WHAT IS EXPECTED: Records follow. Pull out every line that contains "noch".

§ §

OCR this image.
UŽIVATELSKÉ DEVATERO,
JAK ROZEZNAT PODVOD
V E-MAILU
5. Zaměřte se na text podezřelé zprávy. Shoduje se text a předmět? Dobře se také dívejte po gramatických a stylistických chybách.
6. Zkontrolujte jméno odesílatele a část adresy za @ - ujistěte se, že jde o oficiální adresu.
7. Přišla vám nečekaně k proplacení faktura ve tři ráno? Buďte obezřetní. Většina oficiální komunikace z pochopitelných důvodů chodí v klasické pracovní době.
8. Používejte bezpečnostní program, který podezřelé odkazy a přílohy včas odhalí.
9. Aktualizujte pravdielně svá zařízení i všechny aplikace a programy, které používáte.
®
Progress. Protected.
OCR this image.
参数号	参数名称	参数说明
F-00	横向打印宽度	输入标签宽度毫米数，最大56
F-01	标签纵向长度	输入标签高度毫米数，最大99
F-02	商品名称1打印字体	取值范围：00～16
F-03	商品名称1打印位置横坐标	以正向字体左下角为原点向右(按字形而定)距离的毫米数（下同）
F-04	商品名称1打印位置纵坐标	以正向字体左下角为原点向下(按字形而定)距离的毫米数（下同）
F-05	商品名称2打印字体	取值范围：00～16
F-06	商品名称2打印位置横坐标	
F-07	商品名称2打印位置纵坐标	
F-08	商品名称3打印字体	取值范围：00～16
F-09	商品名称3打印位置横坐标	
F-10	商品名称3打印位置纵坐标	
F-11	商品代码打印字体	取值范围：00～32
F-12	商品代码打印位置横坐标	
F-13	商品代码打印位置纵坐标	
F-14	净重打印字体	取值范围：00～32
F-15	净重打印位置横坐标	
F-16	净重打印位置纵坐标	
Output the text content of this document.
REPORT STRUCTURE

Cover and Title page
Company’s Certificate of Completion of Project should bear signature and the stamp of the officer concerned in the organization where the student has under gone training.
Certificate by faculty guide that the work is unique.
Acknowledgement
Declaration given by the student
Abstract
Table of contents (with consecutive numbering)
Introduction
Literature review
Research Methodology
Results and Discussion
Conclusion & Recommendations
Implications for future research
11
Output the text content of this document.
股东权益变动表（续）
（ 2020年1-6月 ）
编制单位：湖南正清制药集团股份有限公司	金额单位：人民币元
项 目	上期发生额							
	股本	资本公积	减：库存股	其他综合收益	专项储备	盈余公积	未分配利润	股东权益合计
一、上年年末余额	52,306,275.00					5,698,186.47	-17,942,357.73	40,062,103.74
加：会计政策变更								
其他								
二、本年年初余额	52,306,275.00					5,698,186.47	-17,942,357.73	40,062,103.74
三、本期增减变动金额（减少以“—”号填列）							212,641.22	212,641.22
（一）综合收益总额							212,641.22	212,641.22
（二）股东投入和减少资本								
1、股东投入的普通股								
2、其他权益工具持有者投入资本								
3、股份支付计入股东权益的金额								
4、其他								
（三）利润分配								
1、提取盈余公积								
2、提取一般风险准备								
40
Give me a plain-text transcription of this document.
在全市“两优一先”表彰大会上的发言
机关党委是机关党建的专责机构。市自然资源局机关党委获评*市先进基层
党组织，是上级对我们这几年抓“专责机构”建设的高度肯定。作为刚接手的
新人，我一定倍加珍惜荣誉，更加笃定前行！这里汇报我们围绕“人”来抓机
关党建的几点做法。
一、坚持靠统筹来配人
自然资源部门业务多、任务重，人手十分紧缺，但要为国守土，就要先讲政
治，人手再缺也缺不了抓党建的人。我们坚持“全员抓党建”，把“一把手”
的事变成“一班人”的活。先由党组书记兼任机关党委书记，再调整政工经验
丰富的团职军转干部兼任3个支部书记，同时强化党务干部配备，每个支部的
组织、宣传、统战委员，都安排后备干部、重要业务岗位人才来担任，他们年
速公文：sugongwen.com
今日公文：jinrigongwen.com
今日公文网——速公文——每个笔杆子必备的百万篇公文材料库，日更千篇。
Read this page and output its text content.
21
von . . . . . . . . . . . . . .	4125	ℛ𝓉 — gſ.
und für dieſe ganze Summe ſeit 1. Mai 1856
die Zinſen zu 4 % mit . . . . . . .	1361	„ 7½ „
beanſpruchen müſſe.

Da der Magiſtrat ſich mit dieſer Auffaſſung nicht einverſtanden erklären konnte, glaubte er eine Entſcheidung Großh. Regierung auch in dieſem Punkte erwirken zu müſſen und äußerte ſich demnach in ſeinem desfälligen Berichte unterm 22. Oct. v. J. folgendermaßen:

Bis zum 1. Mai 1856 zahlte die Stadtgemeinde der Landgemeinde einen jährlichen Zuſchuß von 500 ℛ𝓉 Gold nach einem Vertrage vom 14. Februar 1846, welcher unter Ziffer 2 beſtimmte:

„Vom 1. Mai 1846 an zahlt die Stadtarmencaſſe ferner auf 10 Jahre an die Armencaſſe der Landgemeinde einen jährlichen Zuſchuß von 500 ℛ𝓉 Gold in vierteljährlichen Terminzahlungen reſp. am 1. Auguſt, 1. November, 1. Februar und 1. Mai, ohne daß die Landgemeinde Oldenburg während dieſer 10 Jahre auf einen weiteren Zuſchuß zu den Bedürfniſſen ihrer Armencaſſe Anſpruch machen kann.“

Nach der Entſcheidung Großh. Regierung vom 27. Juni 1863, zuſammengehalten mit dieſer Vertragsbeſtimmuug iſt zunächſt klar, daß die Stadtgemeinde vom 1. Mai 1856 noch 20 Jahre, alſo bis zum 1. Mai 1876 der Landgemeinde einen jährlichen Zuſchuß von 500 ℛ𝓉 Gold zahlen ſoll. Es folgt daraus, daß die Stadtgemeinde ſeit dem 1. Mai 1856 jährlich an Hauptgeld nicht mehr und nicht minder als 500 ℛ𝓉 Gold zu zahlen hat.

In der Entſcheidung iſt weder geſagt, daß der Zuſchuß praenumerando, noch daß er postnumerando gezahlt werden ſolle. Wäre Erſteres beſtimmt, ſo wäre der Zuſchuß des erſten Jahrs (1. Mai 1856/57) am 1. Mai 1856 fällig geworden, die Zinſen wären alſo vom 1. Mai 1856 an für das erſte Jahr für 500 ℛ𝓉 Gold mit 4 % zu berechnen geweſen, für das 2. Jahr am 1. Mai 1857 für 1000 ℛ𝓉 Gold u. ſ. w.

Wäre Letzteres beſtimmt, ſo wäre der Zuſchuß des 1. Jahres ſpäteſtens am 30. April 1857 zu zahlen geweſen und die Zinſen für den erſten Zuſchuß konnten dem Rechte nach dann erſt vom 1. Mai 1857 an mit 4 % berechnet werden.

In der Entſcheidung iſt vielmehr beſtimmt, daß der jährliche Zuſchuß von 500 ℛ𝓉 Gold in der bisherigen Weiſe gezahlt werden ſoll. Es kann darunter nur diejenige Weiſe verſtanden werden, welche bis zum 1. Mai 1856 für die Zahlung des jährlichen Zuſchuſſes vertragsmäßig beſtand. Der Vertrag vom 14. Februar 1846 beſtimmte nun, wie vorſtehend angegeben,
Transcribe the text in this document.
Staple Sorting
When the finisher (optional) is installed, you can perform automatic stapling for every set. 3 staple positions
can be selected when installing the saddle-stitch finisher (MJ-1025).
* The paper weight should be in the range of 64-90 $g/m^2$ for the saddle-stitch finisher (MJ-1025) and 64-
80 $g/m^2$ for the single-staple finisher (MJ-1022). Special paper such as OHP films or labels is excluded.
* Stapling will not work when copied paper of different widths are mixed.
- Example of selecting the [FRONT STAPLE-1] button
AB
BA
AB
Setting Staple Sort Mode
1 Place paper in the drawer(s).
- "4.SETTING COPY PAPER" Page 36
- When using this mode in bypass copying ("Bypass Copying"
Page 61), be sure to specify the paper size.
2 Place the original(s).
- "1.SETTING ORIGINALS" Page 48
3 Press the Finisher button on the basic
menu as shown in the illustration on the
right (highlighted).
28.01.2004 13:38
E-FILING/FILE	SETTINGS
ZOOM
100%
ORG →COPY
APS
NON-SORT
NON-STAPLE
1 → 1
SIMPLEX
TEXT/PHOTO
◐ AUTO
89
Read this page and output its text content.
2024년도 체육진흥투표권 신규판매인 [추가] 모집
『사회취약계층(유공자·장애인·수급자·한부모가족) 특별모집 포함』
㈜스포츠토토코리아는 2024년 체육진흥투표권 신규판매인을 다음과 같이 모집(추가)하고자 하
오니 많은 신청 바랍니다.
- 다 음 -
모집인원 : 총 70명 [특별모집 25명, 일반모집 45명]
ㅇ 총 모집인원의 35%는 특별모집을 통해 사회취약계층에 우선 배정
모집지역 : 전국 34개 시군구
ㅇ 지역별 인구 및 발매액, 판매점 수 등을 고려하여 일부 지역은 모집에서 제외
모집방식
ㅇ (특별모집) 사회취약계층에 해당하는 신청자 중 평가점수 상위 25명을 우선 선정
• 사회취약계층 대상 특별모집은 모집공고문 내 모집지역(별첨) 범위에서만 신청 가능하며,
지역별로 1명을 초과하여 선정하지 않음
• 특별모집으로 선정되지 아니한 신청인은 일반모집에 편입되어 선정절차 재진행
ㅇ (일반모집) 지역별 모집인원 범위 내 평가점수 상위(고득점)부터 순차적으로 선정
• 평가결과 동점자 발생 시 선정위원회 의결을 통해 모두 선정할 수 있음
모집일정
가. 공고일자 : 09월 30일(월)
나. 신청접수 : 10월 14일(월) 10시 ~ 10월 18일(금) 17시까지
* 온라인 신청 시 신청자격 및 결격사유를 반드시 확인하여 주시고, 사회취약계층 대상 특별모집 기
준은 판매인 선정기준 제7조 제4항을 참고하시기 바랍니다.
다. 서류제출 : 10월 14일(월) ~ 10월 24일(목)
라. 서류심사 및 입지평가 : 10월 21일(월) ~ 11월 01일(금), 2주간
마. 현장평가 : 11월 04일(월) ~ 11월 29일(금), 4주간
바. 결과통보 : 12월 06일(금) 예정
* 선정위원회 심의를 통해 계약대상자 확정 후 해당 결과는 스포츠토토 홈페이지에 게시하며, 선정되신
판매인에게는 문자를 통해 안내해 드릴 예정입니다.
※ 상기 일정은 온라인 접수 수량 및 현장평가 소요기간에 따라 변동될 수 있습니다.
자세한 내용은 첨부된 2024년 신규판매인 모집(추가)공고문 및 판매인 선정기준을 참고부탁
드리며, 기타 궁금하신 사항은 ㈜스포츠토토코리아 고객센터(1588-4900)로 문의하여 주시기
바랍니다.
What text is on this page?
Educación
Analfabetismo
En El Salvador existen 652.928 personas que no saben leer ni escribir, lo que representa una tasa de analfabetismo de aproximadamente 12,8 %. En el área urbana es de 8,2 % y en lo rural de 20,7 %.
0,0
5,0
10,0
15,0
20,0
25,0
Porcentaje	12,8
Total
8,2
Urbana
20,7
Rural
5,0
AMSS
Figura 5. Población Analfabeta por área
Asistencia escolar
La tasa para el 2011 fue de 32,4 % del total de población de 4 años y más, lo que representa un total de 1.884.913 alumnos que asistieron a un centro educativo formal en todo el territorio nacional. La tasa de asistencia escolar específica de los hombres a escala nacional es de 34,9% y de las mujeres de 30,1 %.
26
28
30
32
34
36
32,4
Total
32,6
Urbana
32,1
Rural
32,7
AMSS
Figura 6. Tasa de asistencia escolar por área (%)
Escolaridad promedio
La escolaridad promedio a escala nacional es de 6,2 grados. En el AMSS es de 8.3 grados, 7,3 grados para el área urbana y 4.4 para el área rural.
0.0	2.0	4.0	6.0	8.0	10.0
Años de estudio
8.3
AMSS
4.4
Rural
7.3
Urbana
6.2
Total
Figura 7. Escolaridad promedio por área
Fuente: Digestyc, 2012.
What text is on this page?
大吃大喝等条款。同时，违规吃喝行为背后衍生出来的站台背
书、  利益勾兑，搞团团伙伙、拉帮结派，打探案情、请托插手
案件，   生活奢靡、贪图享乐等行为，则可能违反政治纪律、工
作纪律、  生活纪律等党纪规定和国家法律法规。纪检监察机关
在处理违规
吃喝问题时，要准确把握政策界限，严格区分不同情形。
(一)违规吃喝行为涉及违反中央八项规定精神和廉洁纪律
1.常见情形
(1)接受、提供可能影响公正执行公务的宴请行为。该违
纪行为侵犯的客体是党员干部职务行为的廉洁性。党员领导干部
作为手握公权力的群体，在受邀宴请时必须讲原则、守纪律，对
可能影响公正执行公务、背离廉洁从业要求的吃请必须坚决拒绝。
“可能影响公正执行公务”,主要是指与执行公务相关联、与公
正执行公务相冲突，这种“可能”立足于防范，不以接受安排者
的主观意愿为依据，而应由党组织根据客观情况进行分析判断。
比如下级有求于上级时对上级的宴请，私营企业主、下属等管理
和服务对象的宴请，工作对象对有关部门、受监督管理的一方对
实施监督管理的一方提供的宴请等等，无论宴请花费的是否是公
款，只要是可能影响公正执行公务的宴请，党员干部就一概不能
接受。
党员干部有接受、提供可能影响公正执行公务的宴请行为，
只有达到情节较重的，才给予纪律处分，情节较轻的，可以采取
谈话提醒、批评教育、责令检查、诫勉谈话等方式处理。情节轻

§ §

FINAL RESULT:
Nach der Entſcheidung Großh. Regierung vom 27. Juni 1863, zuſammengehalten mit dieſer Vertragsbeſtimmuug iſt zunächſt klar, daß die Stadtgemeinde vom 1. Mai 1856 noch 20 Jahre, alſo bis zum 1. Mai 1876 der Landgemeinde einen jährlichen Zuſchuß von 500 ℛ𝓉 Gold zahlen ſoll. Es folgt daraus, daß die Stadtgemeinde ſeit dem 1. Mai 1856 jährlich an Hauptgeld nicht mehr und nicht minder als 500 ℛ𝓉 Gold zu zahlen hat.
In der Entſcheidung iſt weder geſagt, daß der Zuſchuß praenumerando, noch daß er postnumerando gezahlt werden ſolle. Wäre Erſteres beſtimmt, ſo wäre der Zuſchuß des erſten Jahrs (1. Mai 1856/57) am 1. Mai 1856 fällig geworden, die Zinſen wären alſo vom 1. Mai 1856 an für das erſte Jahr für 500 ℛ𝓉 Gold mit 4 % zu berechnen geweſen, für das 2. Jahr am 1. Mai 1857 für 1000 ℛ𝓉 Gold u. ſ. w.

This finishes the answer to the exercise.